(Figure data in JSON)
┏━━

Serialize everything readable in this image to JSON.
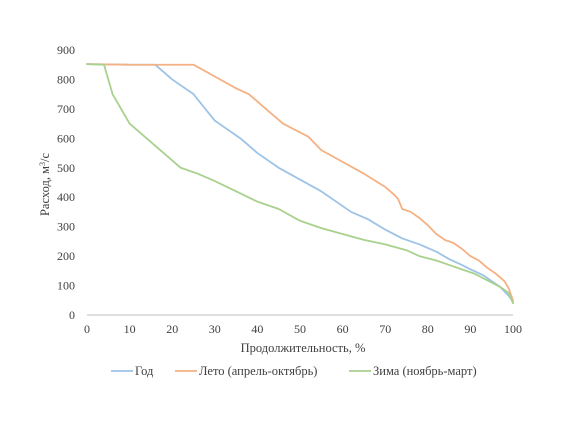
{
  "chart_data": {
    "type": "line",
    "title": "",
    "xlabel": "Продолжительность, %",
    "ylabel_main": "Расход, м",
    "ylabel_sup": "3",
    "ylabel_tail": "/с",
    "xlim": [
      0,
      100
    ],
    "ylim": [
      0,
      900
    ],
    "x_ticks": [
      0,
      10,
      20,
      30,
      40,
      50,
      60,
      70,
      80,
      90,
      100
    ],
    "y_ticks": [
      0,
      100,
      200,
      300,
      400,
      500,
      600,
      700,
      800,
      900
    ],
    "grid": false,
    "legend_position": "bottom",
    "series": [
      {
        "name": "Год",
        "color": "#9dc3e6",
        "points": [
          [
            0,
            852
          ],
          [
            5,
            851
          ],
          [
            10,
            850
          ],
          [
            16,
            850
          ],
          [
            20,
            800
          ],
          [
            25,
            750
          ],
          [
            30,
            660
          ],
          [
            32,
            640
          ],
          [
            36,
            600
          ],
          [
            40,
            550
          ],
          [
            45,
            500
          ],
          [
            50,
            460
          ],
          [
            55,
            420
          ],
          [
            60,
            370
          ],
          [
            62,
            350
          ],
          [
            66,
            325
          ],
          [
            70,
            290
          ],
          [
            74,
            260
          ],
          [
            78,
            240
          ],
          [
            82,
            215
          ],
          [
            85,
            190
          ],
          [
            88,
            170
          ],
          [
            90,
            155
          ],
          [
            93,
            135
          ],
          [
            95,
            115
          ],
          [
            97,
            95
          ],
          [
            99,
            65
          ],
          [
            100,
            45
          ]
        ]
      },
      {
        "name": "Лето (апрель-октябрь)",
        "color": "#f4b183",
        "points": [
          [
            0,
            852
          ],
          [
            10,
            850
          ],
          [
            20,
            850
          ],
          [
            25,
            850
          ],
          [
            30,
            810
          ],
          [
            35,
            770
          ],
          [
            38,
            750
          ],
          [
            42,
            700
          ],
          [
            46,
            650
          ],
          [
            52,
            605
          ],
          [
            55,
            560
          ],
          [
            60,
            520
          ],
          [
            65,
            480
          ],
          [
            70,
            435
          ],
          [
            72,
            410
          ],
          [
            73,
            395
          ],
          [
            74,
            360
          ],
          [
            76,
            350
          ],
          [
            78,
            330
          ],
          [
            80,
            305
          ],
          [
            82,
            275
          ],
          [
            84,
            255
          ],
          [
            86,
            245
          ],
          [
            88,
            225
          ],
          [
            90,
            200
          ],
          [
            92,
            185
          ],
          [
            94,
            160
          ],
          [
            96,
            140
          ],
          [
            98,
            115
          ],
          [
            99,
            90
          ],
          [
            100,
            50
          ]
        ]
      },
      {
        "name": "Зима (ноябрь-март)",
        "color": "#a9d18e",
        "points": [
          [
            0,
            852
          ],
          [
            4,
            850
          ],
          [
            6,
            750
          ],
          [
            10,
            650
          ],
          [
            14,
            600
          ],
          [
            18,
            550
          ],
          [
            22,
            500
          ],
          [
            26,
            480
          ],
          [
            30,
            455
          ],
          [
            35,
            420
          ],
          [
            40,
            385
          ],
          [
            45,
            360
          ],
          [
            50,
            320
          ],
          [
            55,
            295
          ],
          [
            60,
            275
          ],
          [
            65,
            255
          ],
          [
            70,
            240
          ],
          [
            75,
            220
          ],
          [
            78,
            200
          ],
          [
            82,
            185
          ],
          [
            85,
            170
          ],
          [
            88,
            155
          ],
          [
            91,
            140
          ],
          [
            93,
            125
          ],
          [
            95,
            110
          ],
          [
            97,
            95
          ],
          [
            99,
            75
          ],
          [
            100,
            40
          ]
        ]
      }
    ]
  }
}
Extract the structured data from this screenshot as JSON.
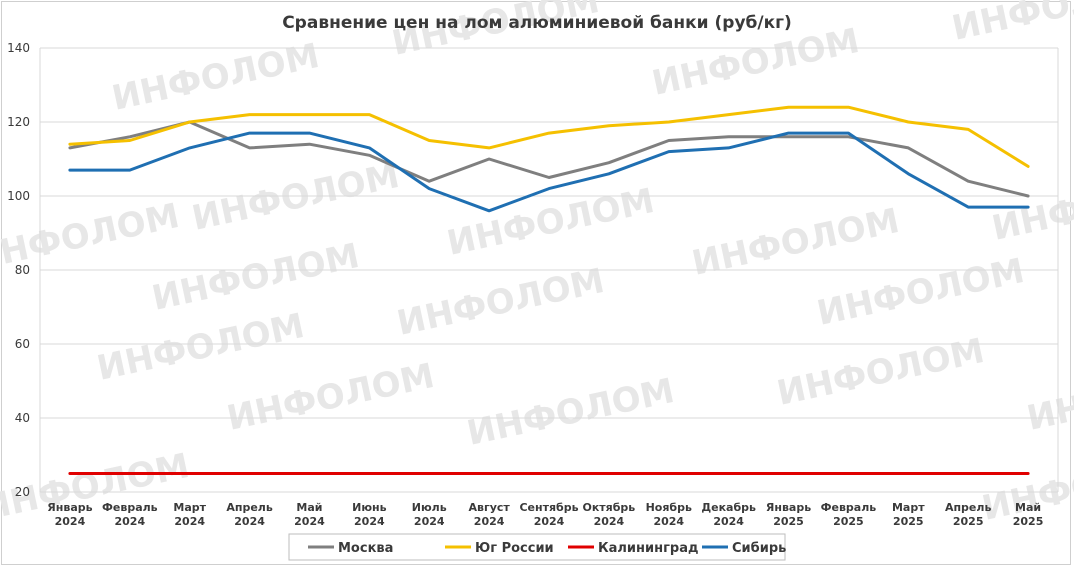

┗━━

» What you are asked to do
Restate the data above word for word. Skip every picture.

» Result of this task
Serialize everything readable in this image to JSON.
{
  "chart_data": {
    "type": "line",
    "title": "",
    "xlabel": "Продолжительность, %",
    "ylabel_main": "Расход, м",
    "ylabel_sup": "3",
    "ylabel_tail": "/с",
    "xlim": [
      0,
      100
    ],
    "ylim": [
      0,
      900
    ],
    "x_ticks": [
      0,
      10,
      20,
      30,
      40,
      50,
      60,
      70,
      80,
      90,
      100
    ],
    "y_ticks": [
      0,
      100,
      200,
      300,
      400,
      500,
      600,
      700,
      800,
      900
    ],
    "grid": false,
    "legend_position": "bottom",
    "series": [
      {
        "name": "Год",
        "color": "#9dc3e6",
        "points": [
          [
            0,
            852
          ],
          [
            5,
            851
          ],
          [
            10,
            850
          ],
          [
            16,
            850
          ],
          [
            20,
            800
          ],
          [
            25,
            750
          ],
          [
            30,
            660
          ],
          [
            32,
            640
          ],
          [
            36,
            600
          ],
          [
            40,
            550
          ],
          [
            45,
            500
          ],
          [
            50,
            460
          ],
          [
            55,
            420
          ],
          [
            60,
            370
          ],
          [
            62,
            350
          ],
          [
            66,
            325
          ],
          [
            70,
            290
          ],
          [
            74,
            260
          ],
          [
            78,
            240
          ],
          [
            82,
            215
          ],
          [
            85,
            190
          ],
          [
            88,
            170
          ],
          [
            90,
            155
          ],
          [
            93,
            135
          ],
          [
            95,
            115
          ],
          [
            97,
            95
          ],
          [
            99,
            65
          ],
          [
            100,
            45
          ]
        ]
      },
      {
        "name": "Лето (апрель-октябрь)",
        "color": "#f4b183",
        "points": [
          [
            0,
            852
          ],
          [
            10,
            850
          ],
          [
            20,
            850
          ],
          [
            25,
            850
          ],
          [
            30,
            810
          ],
          [
            35,
            770
          ],
          [
            38,
            750
          ],
          [
            42,
            700
          ],
          [
            46,
            650
          ],
          [
            52,
            605
          ],
          [
            55,
            560
          ],
          [
            60,
            520
          ],
          [
            65,
            480
          ],
          [
            70,
            435
          ],
          [
            72,
            410
          ],
          [
            73,
            395
          ],
          [
            74,
            360
          ],
          [
            76,
            350
          ],
          [
            78,
            330
          ],
          [
            80,
            305
          ],
          [
            82,
            275
          ],
          [
            84,
            255
          ],
          [
            86,
            245
          ],
          [
            88,
            225
          ],
          [
            90,
            200
          ],
          [
            92,
            185
          ],
          [
            94,
            160
          ],
          [
            96,
            140
          ],
          [
            98,
            115
          ],
          [
            99,
            90
          ],
          [
            100,
            50
          ]
        ]
      },
      {
        "name": "Зима (ноябрь-март)",
        "color": "#a9d18e",
        "points": [
          [
            0,
            852
          ],
          [
            4,
            850
          ],
          [
            6,
            750
          ],
          [
            10,
            650
          ],
          [
            14,
            600
          ],
          [
            18,
            550
          ],
          [
            22,
            500
          ],
          [
            26,
            480
          ],
          [
            30,
            455
          ],
          [
            35,
            420
          ],
          [
            40,
            385
          ],
          [
            45,
            360
          ],
          [
            50,
            320
          ],
          [
            55,
            295
          ],
          [
            60,
            275
          ],
          [
            65,
            255
          ],
          [
            70,
            240
          ],
          [
            75,
            220
          ],
          [
            78,
            200
          ],
          [
            82,
            185
          ],
          [
            85,
            170
          ],
          [
            88,
            155
          ],
          [
            91,
            140
          ],
          [
            93,
            125
          ],
          [
            95,
            110
          ],
          [
            97,
            95
          ],
          [
            99,
            75
          ],
          [
            100,
            40
          ]
        ]
      }
    ]
  }
}
Extract the structured data from this screenshot as JSON.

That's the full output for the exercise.